▸ **Data excerpts**
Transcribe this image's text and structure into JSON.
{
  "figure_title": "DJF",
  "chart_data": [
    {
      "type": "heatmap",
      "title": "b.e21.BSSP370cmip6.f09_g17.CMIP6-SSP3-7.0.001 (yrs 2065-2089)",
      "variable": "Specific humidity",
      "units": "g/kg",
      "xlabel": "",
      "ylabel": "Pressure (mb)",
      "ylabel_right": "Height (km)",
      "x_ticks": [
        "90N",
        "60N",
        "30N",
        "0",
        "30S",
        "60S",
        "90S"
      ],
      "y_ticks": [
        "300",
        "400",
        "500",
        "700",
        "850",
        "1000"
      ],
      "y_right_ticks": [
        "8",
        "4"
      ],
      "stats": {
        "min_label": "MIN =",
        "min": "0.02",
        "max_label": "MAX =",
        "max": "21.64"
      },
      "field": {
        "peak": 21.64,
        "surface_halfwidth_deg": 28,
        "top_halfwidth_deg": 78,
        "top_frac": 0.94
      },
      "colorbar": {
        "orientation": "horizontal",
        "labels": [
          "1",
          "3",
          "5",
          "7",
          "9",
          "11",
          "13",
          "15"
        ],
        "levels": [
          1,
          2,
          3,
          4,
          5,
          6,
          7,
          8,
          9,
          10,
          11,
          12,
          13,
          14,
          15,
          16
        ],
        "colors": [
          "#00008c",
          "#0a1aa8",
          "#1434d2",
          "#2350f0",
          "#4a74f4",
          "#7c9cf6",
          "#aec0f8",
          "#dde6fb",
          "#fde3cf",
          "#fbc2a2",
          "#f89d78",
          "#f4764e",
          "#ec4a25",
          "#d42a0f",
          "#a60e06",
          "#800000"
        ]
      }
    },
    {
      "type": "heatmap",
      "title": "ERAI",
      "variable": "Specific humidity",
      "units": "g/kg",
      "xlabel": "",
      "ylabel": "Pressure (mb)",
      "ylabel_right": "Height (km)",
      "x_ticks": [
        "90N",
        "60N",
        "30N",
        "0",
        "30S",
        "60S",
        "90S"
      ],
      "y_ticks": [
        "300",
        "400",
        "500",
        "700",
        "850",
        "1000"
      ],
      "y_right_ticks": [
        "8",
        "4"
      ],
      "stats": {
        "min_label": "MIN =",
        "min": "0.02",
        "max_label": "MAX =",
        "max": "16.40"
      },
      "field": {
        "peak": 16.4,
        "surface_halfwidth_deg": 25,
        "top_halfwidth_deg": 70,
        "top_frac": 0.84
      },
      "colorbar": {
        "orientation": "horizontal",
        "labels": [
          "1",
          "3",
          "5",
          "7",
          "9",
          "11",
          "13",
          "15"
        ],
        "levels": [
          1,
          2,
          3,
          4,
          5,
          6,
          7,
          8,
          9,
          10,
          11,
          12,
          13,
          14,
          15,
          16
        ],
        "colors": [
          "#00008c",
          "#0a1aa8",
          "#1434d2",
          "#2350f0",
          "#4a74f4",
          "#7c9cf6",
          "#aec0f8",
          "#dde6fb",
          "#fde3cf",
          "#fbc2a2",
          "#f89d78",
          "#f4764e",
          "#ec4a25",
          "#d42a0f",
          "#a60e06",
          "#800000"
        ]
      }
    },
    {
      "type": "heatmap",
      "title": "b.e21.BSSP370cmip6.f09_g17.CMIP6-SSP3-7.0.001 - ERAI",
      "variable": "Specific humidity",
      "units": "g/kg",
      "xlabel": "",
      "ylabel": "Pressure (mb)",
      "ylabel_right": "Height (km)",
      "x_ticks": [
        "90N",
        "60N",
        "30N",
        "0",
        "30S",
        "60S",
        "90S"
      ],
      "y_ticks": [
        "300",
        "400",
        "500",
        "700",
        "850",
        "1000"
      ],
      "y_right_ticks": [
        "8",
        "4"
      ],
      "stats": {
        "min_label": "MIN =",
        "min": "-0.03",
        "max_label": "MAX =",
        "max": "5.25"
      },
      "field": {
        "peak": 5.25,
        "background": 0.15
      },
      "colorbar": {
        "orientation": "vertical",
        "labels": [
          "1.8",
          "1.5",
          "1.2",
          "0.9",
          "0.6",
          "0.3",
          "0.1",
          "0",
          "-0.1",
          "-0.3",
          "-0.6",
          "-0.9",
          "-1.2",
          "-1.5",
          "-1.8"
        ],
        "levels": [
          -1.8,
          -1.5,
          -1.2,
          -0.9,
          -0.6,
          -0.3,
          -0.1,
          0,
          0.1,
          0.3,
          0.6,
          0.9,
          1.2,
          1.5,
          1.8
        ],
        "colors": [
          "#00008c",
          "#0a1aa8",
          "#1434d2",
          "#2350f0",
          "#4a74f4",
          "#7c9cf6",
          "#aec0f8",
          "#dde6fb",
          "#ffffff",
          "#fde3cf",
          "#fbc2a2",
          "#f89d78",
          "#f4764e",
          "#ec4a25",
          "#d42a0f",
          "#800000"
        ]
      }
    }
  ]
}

▸ **Stated goal**
Retype the material in full. Each word must match.

▸ **Answer to the exercise**
Transcribe this image's text and structure into JSON.
{
  "figure_title": "DJF",
  "chart_data": [
    {
      "type": "heatmap",
      "title": "b.e21.BSSP370cmip6.f09_g17.CMIP6-SSP3-7.0.001 (yrs 2065-2089)",
      "variable": "Specific humidity",
      "units": "g/kg",
      "xlabel": "",
      "ylabel": "Pressure (mb)",
      "ylabel_right": "Height (km)",
      "x_ticks": [
        "90N",
        "60N",
        "30N",
        "0",
        "30S",
        "60S",
        "90S"
      ],
      "y_ticks": [
        "300",
        "400",
        "500",
        "700",
        "850",
        "1000"
      ],
      "y_right_ticks": [
        "8",
        "4"
      ],
      "stats": {
        "min_label": "MIN =",
        "min": "0.02",
        "max_label": "MAX =",
        "max": "21.64"
      },
      "field": {
        "peak": 21.64,
        "surface_halfwidth_deg": 28,
        "top_halfwidth_deg": 78,
        "top_frac": 0.94
      },
      "colorbar": {
        "orientation": "horizontal",
        "labels": [
          "1",
          "3",
          "5",
          "7",
          "9",
          "11",
          "13",
          "15"
        ],
        "levels": [
          1,
          2,
          3,
          4,
          5,
          6,
          7,
          8,
          9,
          10,
          11,
          12,
          13,
          14,
          15,
          16
        ],
        "colors": [
          "#00008c",
          "#0a1aa8",
          "#1434d2",
          "#2350f0",
          "#4a74f4",
          "#7c9cf6",
          "#aec0f8",
          "#dde6fb",
          "#fde3cf",
          "#fbc2a2",
          "#f89d78",
          "#f4764e",
          "#ec4a25",
          "#d42a0f",
          "#a60e06",
          "#800000"
        ]
      }
    },
    {
      "type": "heatmap",
      "title": "ERAI",
      "variable": "Specific humidity",
      "units": "g/kg",
      "xlabel": "",
      "ylabel": "Pressure (mb)",
      "ylabel_right": "Height (km)",
      "x_ticks": [
        "90N",
        "60N",
        "30N",
        "0",
        "30S",
        "60S",
        "90S"
      ],
      "y_ticks": [
        "300",
        "400",
        "500",
        "700",
        "850",
        "1000"
      ],
      "y_right_ticks": [
        "8",
        "4"
      ],
      "stats": {
        "min_label": "MIN =",
        "min": "0.02",
        "max_label": "MAX =",
        "max": "16.40"
      },
      "field": {
        "peak": 16.4,
        "surface_halfwidth_deg": 25,
        "top_halfwidth_deg": 70,
        "top_frac": 0.84
      },
      "colorbar": {
        "orientation": "horizontal",
        "labels": [
          "1",
          "3",
          "5",
          "7",
          "9",
          "11",
          "13",
          "15"
        ],
        "levels": [
          1,
          2,
          3,
          4,
          5,
          6,
          7,
          8,
          9,
          10,
          11,
          12,
          13,
          14,
          15,
          16
        ],
        "colors": [
          "#00008c",
          "#0a1aa8",
          "#1434d2",
          "#2350f0",
          "#4a74f4",
          "#7c9cf6",
          "#aec0f8",
          "#dde6fb",
          "#fde3cf",
          "#fbc2a2",
          "#f89d78",
          "#f4764e",
          "#ec4a25",
          "#d42a0f",
          "#a60e06",
          "#800000"
        ]
      }
    },
    {
      "type": "heatmap",
      "title": "b.e21.BSSP370cmip6.f09_g17.CMIP6-SSP3-7.0.001 - ERAI",
      "variable": "Specific humidity",
      "units": "g/kg",
      "xlabel": "",
      "ylabel": "Pressure (mb)",
      "ylabel_right": "Height (km)",
      "x_ticks": [
        "90N",
        "60N",
        "30N",
        "0",
        "30S",
        "60S",
        "90S"
      ],
      "y_ticks": [
        "300",
        "400",
        "500",
        "700",
        "850",
        "1000"
      ],
      "y_right_ticks": [
        "8",
        "4"
      ],
      "stats": {
        "min_label": "MIN =",
        "min": "-0.03",
        "max_label": "MAX =",
        "max": "5.25"
      },
      "field": {
        "peak": 5.25,
        "background": 0.15
      },
      "colorbar": {
        "orientation": "vertical",
        "labels": [
          "1.8",
          "1.5",
          "1.2",
          "0.9",
          "0.6",
          "0.3",
          "0.1",
          "0",
          "-0.1",
          "-0.3",
          "-0.6",
          "-0.9",
          "-1.2",
          "-1.5",
          "-1.8"
        ],
        "levels": [
          -1.8,
          -1.5,
          -1.2,
          -0.9,
          -0.6,
          -0.3,
          -0.1,
          0,
          0.1,
          0.3,
          0.6,
          0.9,
          1.2,
          1.5,
          1.8
        ],
        "colors": [
          "#00008c",
          "#0a1aa8",
          "#1434d2",
          "#2350f0",
          "#4a74f4",
          "#7c9cf6",
          "#aec0f8",
          "#dde6fb",
          "#ffffff",
          "#fde3cf",
          "#fbc2a2",
          "#f89d78",
          "#f4764e",
          "#ec4a25",
          "#d42a0f",
          "#800000"
        ]
      }
    }
  ]
}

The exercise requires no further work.